EXERCISE REQUIREMENTS: Find the lines of data that contain the string "JSON", then list them.

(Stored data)
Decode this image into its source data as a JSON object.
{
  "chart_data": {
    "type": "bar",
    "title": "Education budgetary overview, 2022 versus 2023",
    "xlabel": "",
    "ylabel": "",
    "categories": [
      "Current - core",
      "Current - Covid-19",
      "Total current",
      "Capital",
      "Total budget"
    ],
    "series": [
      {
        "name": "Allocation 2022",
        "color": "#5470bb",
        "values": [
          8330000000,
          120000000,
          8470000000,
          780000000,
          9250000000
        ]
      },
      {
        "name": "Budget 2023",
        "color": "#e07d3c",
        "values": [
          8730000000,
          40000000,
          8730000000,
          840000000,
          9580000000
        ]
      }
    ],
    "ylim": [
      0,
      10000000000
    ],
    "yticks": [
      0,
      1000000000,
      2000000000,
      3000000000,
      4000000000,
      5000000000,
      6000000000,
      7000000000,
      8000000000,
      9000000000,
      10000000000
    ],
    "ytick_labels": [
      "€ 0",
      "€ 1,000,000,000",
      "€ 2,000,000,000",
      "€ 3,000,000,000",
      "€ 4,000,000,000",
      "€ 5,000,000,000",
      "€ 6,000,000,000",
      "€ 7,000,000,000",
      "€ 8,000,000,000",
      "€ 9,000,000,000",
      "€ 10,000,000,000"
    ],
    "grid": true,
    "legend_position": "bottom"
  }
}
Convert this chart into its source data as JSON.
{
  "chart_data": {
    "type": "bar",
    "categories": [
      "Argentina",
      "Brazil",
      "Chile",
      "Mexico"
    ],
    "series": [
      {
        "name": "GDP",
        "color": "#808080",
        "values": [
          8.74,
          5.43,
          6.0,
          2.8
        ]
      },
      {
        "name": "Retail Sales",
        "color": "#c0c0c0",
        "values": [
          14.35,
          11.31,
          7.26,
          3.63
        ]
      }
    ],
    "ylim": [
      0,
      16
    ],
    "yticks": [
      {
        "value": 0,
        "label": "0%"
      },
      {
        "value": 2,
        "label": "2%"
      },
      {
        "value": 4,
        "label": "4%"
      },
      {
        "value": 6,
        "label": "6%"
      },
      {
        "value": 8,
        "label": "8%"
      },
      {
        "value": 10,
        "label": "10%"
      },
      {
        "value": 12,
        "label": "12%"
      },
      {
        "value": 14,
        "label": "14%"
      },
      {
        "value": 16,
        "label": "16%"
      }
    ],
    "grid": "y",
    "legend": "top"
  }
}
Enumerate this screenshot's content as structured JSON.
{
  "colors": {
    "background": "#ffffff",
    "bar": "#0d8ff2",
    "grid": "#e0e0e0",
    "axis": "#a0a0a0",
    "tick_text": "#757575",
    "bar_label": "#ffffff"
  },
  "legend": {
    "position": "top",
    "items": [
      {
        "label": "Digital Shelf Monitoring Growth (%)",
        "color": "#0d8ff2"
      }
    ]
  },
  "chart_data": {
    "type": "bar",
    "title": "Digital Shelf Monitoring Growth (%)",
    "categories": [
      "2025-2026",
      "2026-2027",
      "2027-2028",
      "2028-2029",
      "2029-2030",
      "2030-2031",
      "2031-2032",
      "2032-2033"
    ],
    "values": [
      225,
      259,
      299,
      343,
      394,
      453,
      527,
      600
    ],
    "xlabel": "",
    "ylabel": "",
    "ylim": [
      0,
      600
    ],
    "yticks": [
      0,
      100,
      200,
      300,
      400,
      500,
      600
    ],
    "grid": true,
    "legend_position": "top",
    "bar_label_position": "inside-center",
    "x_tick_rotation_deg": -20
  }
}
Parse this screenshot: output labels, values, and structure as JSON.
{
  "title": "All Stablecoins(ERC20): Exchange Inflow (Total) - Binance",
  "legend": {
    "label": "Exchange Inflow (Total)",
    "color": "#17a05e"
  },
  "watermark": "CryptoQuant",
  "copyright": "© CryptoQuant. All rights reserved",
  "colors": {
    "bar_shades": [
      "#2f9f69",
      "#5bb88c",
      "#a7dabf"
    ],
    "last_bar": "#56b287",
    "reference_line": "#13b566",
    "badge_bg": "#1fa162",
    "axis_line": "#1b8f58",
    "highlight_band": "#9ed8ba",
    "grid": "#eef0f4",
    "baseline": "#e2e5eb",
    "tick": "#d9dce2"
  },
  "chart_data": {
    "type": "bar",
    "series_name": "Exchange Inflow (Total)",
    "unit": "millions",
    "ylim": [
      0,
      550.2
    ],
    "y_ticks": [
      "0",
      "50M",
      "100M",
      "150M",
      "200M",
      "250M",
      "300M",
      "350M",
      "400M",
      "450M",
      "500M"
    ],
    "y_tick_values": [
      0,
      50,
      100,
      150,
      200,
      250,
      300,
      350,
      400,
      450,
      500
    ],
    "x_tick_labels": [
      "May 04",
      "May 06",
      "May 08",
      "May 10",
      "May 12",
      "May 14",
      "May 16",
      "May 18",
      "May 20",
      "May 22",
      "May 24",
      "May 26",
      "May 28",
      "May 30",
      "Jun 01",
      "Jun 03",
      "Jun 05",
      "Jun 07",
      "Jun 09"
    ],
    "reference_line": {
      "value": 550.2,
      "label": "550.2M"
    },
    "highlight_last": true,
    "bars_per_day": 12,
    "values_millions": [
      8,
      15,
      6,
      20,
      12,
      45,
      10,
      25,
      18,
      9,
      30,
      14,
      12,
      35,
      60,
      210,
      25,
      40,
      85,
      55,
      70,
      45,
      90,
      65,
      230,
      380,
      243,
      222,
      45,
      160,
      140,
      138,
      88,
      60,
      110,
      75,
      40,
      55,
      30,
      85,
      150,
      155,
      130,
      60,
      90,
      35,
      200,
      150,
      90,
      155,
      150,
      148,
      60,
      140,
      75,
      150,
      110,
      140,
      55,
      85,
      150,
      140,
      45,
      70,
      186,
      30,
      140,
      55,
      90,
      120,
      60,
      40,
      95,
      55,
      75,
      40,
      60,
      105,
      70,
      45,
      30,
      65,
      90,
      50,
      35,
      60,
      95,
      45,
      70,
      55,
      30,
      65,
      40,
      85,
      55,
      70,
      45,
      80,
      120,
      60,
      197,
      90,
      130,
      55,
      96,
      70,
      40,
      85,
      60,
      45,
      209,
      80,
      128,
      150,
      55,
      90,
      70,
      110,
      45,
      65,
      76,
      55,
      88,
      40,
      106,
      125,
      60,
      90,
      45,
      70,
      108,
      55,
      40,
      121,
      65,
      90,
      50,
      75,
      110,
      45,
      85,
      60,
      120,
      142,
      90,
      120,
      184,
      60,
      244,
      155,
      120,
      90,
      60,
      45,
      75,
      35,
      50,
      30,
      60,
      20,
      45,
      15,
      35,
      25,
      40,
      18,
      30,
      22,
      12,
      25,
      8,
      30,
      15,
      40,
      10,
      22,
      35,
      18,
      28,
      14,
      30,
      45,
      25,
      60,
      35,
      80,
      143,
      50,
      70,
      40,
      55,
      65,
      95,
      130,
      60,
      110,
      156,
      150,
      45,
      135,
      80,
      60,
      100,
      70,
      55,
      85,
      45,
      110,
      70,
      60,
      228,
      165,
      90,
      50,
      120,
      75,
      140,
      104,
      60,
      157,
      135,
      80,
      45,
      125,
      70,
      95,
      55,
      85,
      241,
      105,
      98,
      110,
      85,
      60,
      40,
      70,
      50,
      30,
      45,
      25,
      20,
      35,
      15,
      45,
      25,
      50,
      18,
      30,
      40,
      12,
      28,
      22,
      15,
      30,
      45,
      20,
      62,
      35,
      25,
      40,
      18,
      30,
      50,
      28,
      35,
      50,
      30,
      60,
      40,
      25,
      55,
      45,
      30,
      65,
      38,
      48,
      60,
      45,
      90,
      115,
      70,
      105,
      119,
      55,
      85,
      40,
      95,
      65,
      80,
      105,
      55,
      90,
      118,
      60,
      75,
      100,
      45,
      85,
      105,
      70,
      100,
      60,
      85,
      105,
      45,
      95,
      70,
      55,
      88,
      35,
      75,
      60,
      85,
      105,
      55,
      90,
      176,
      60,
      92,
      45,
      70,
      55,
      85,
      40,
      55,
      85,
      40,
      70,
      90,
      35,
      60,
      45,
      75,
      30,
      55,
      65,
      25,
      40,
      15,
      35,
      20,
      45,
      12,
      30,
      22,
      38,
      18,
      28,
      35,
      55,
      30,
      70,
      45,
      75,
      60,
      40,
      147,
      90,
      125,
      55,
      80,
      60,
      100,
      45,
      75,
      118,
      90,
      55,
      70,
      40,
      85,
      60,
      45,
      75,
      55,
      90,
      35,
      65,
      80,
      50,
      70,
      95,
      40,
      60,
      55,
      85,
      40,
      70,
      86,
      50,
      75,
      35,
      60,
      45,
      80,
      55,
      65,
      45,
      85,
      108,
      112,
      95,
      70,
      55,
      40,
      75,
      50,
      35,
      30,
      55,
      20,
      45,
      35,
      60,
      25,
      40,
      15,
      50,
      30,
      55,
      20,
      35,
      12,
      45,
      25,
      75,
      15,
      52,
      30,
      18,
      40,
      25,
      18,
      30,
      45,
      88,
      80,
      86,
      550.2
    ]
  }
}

REPLY:
Decode this image into its source data as a JSON object.
Convert this chart into its source data as JSON.
Enumerate this screenshot's content as structured JSON.
Parse this screenshot: output labels, values, and structure as JSON.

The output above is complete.